▶ PROBLEM DETAILS
Quote the data below in full, minus the images.

▶ PROVIDED DATA

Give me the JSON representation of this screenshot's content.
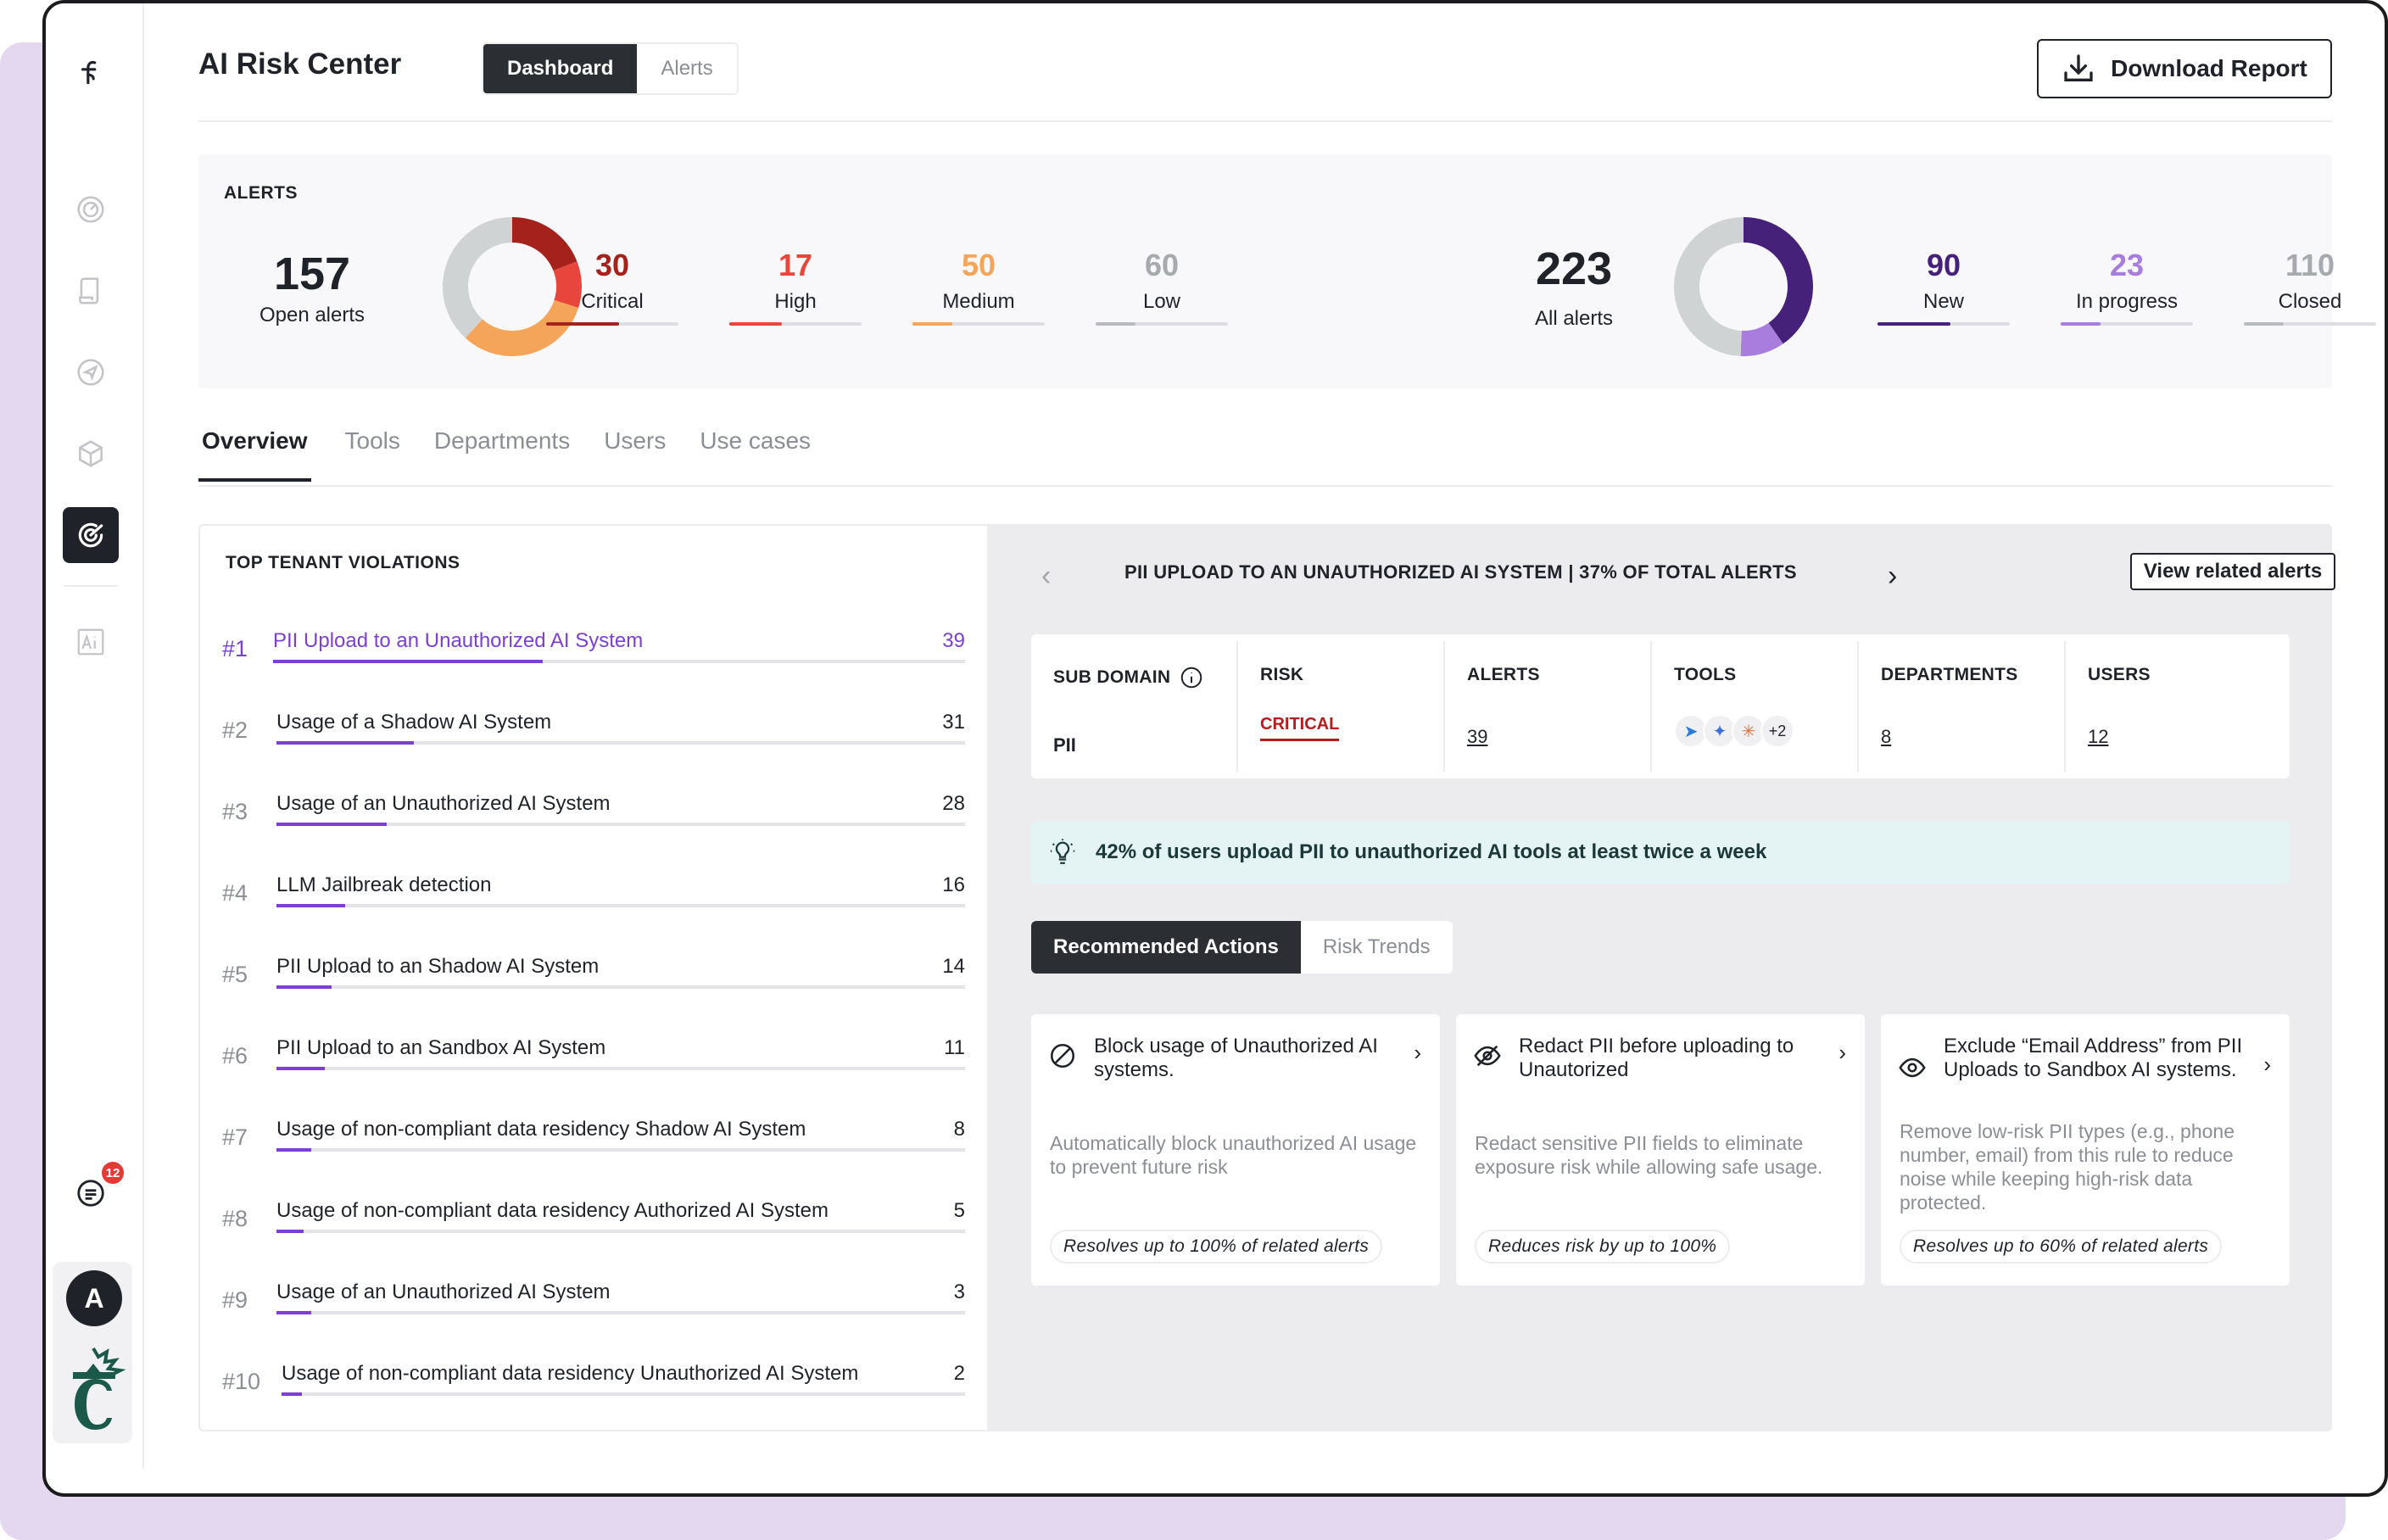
{
  "app": {
    "title": "AI Risk Center",
    "view_tabs": [
      "Dashboard",
      "Alerts"
    ],
    "download_label": "Download Report"
  },
  "sidebar": {
    "badge_count": "12",
    "avatar_initial": "A"
  },
  "alerts": {
    "label": "ALERTS",
    "open_total": "157",
    "open_label": "Open alerts",
    "severity": [
      {
        "value": "30",
        "label": "Critical",
        "color": "#a5221c",
        "pct": 0.55
      },
      {
        "value": "17",
        "label": "High",
        "color": "#e8453c",
        "pct": 0.4
      },
      {
        "value": "50",
        "label": "Medium",
        "color": "#f5a55a",
        "pct": 0.3
      },
      {
        "value": "60",
        "label": "Low",
        "color": "#d0d3d3",
        "pct": 0.3
      }
    ],
    "all_total": "223",
    "all_label": "All alerts",
    "status": [
      {
        "value": "90",
        "label": "New",
        "color": "#46217a",
        "pct": 0.55
      },
      {
        "value": "23",
        "label": "In progress",
        "color": "#a87ddd",
        "pct": 0.3
      },
      {
        "value": "110",
        "label": "Closed",
        "color": "#d0d3d3",
        "pct": 0.3
      }
    ]
  },
  "section_tabs": [
    "Overview",
    "Tools",
    "Departments",
    "Users",
    "Use cases"
  ],
  "violations": {
    "label": "TOP TENANT VIOLATIONS",
    "rows": [
      {
        "rank": "#1",
        "name": "PII Upload to an Unauthorized AI System",
        "count": "39",
        "pct": 0.39
      },
      {
        "rank": "#2",
        "name": "Usage of a Shadow AI System",
        "count": "31",
        "pct": 0.2
      },
      {
        "rank": "#3",
        "name": "Usage of an Unauthorized AI System",
        "count": "28",
        "pct": 0.16
      },
      {
        "rank": "#4",
        "name": "LLM Jailbreak detection",
        "count": "16",
        "pct": 0.1
      },
      {
        "rank": "#5",
        "name": "PII Upload to an Shadow AI System",
        "count": "14",
        "pct": 0.08
      },
      {
        "rank": "#6",
        "name": "PII Upload to an Sandbox AI System",
        "count": "11",
        "pct": 0.07
      },
      {
        "rank": "#7",
        "name": "Usage of non-compliant data residency Shadow AI System",
        "count": "8",
        "pct": 0.05
      },
      {
        "rank": "#8",
        "name": "Usage of non-compliant data residency Authorized AI System",
        "count": "5",
        "pct": 0.04
      },
      {
        "rank": "#9",
        "name": "Usage of an Unauthorized AI System",
        "count": "3",
        "pct": 0.05
      },
      {
        "rank": "#10",
        "name": "Usage of non-compliant data residency Unauthorized AI System",
        "count": "2",
        "pct": 0.03
      }
    ]
  },
  "detail": {
    "prev": "‹",
    "next": "›",
    "title": "PII UPLOAD TO AN UNAUTHORIZED AI SYSTEM | 37% OF TOTAL ALERTS",
    "view_related": "View related alerts",
    "columns": {
      "subdomain_h": "SUB DOMAIN",
      "subdomain_v": "PII",
      "risk_h": "RISK",
      "risk_v": "CRITICAL",
      "alerts_h": "ALERTS",
      "alerts_v": "39",
      "tools_h": "TOOLS",
      "tools_more": "+2",
      "departments_h": "DEPARTMENTS",
      "departments_v": "8",
      "users_h": "USERS",
      "users_v": "12"
    },
    "insight": "42% of users upload PII to unauthorized AI tools at least twice a week",
    "action_tabs": [
      "Recommended Actions",
      "Risk Trends"
    ],
    "actions": [
      {
        "title": "Block usage of Unauthorized AI systems.",
        "desc": "Automatically block unauthorized AI usage to prevent future risk",
        "pill": "Resolves up to 100% of related alerts"
      },
      {
        "title": "Redact PII before uploading to Unautorized",
        "desc": "Redact sensitive PII fields to eliminate exposure risk while allowing safe usage.",
        "pill": "Reduces risk by up to 100%"
      },
      {
        "title": "Exclude “Email Address” from PII Uploads to Sandbox AI systems.",
        "desc": "Remove low-risk PII types (e.g., phone number, email) from this rule to reduce noise while keeping high-risk data protected.",
        "pill": "Resolves up to 60% of related alerts"
      }
    ]
  }
}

▶ CORRECT RESPONSE
Give me the JSON representation of this screenshot's content.
{
  "app": {
    "title": "AI Risk Center",
    "view_tabs": [
      "Dashboard",
      "Alerts"
    ],
    "download_label": "Download Report"
  },
  "sidebar": {
    "badge_count": "12",
    "avatar_initial": "A"
  },
  "alerts": {
    "label": "ALERTS",
    "open_total": "157",
    "open_label": "Open alerts",
    "severity": [
      {
        "value": "30",
        "label": "Critical",
        "color": "#a5221c",
        "pct": 0.55
      },
      {
        "value": "17",
        "label": "High",
        "color": "#e8453c",
        "pct": 0.4
      },
      {
        "value": "50",
        "label": "Medium",
        "color": "#f5a55a",
        "pct": 0.3
      },
      {
        "value": "60",
        "label": "Low",
        "color": "#d0d3d3",
        "pct": 0.3
      }
    ],
    "all_total": "223",
    "all_label": "All alerts",
    "status": [
      {
        "value": "90",
        "label": "New",
        "color": "#46217a",
        "pct": 0.55
      },
      {
        "value": "23",
        "label": "In progress",
        "color": "#a87ddd",
        "pct": 0.3
      },
      {
        "value": "110",
        "label": "Closed",
        "color": "#d0d3d3",
        "pct": 0.3
      }
    ]
  },
  "section_tabs": [
    "Overview",
    "Tools",
    "Departments",
    "Users",
    "Use cases"
  ],
  "violations": {
    "label": "TOP TENANT VIOLATIONS",
    "rows": [
      {
        "rank": "#1",
        "name": "PII Upload to an Unauthorized AI System",
        "count": "39",
        "pct": 0.39
      },
      {
        "rank": "#2",
        "name": "Usage of a Shadow AI System",
        "count": "31",
        "pct": 0.2
      },
      {
        "rank": "#3",
        "name": "Usage of an Unauthorized AI System",
        "count": "28",
        "pct": 0.16
      },
      {
        "rank": "#4",
        "name": "LLM Jailbreak detection",
        "count": "16",
        "pct": 0.1
      },
      {
        "rank": "#5",
        "name": "PII Upload to an Shadow AI System",
        "count": "14",
        "pct": 0.08
      },
      {
        "rank": "#6",
        "name": "PII Upload to an Sandbox AI System",
        "count": "11",
        "pct": 0.07
      },
      {
        "rank": "#7",
        "name": "Usage of non-compliant data residency Shadow AI System",
        "count": "8",
        "pct": 0.05
      },
      {
        "rank": "#8",
        "name": "Usage of non-compliant data residency Authorized AI System",
        "count": "5",
        "pct": 0.04
      },
      {
        "rank": "#9",
        "name": "Usage of an Unauthorized AI System",
        "count": "3",
        "pct": 0.05
      },
      {
        "rank": "#10",
        "name": "Usage of non-compliant data residency Unauthorized AI System",
        "count": "2",
        "pct": 0.03
      }
    ]
  },
  "detail": {
    "prev": "‹",
    "next": "›",
    "title": "PII UPLOAD TO AN UNAUTHORIZED AI SYSTEM | 37% OF TOTAL ALERTS",
    "view_related": "View related alerts",
    "columns": {
      "subdomain_h": "SUB DOMAIN",
      "subdomain_v": "PII",
      "risk_h": "RISK",
      "risk_v": "CRITICAL",
      "alerts_h": "ALERTS",
      "alerts_v": "39",
      "tools_h": "TOOLS",
      "tools_more": "+2",
      "departments_h": "DEPARTMENTS",
      "departments_v": "8",
      "users_h": "USERS",
      "users_v": "12"
    },
    "insight": "42% of users upload PII to unauthorized AI tools at least twice a week",
    "action_tabs": [
      "Recommended Actions",
      "Risk Trends"
    ],
    "actions": [
      {
        "title": "Block usage of Unauthorized AI systems.",
        "desc": "Automatically block unauthorized AI usage to prevent future risk",
        "pill": "Resolves up to 100% of related alerts"
      },
      {
        "title": "Redact PII before uploading to Unautorized",
        "desc": "Redact sensitive PII fields to eliminate exposure risk while allowing safe usage.",
        "pill": "Reduces risk by up to 100%"
      },
      {
        "title": "Exclude “Email Address” from PII Uploads to Sandbox AI systems.",
        "desc": "Remove low-risk PII types (e.g., phone number, email) from this rule to reduce noise while keeping high-risk data protected.",
        "pill": "Resolves up to 60% of related alerts"
      }
    ]
  }
}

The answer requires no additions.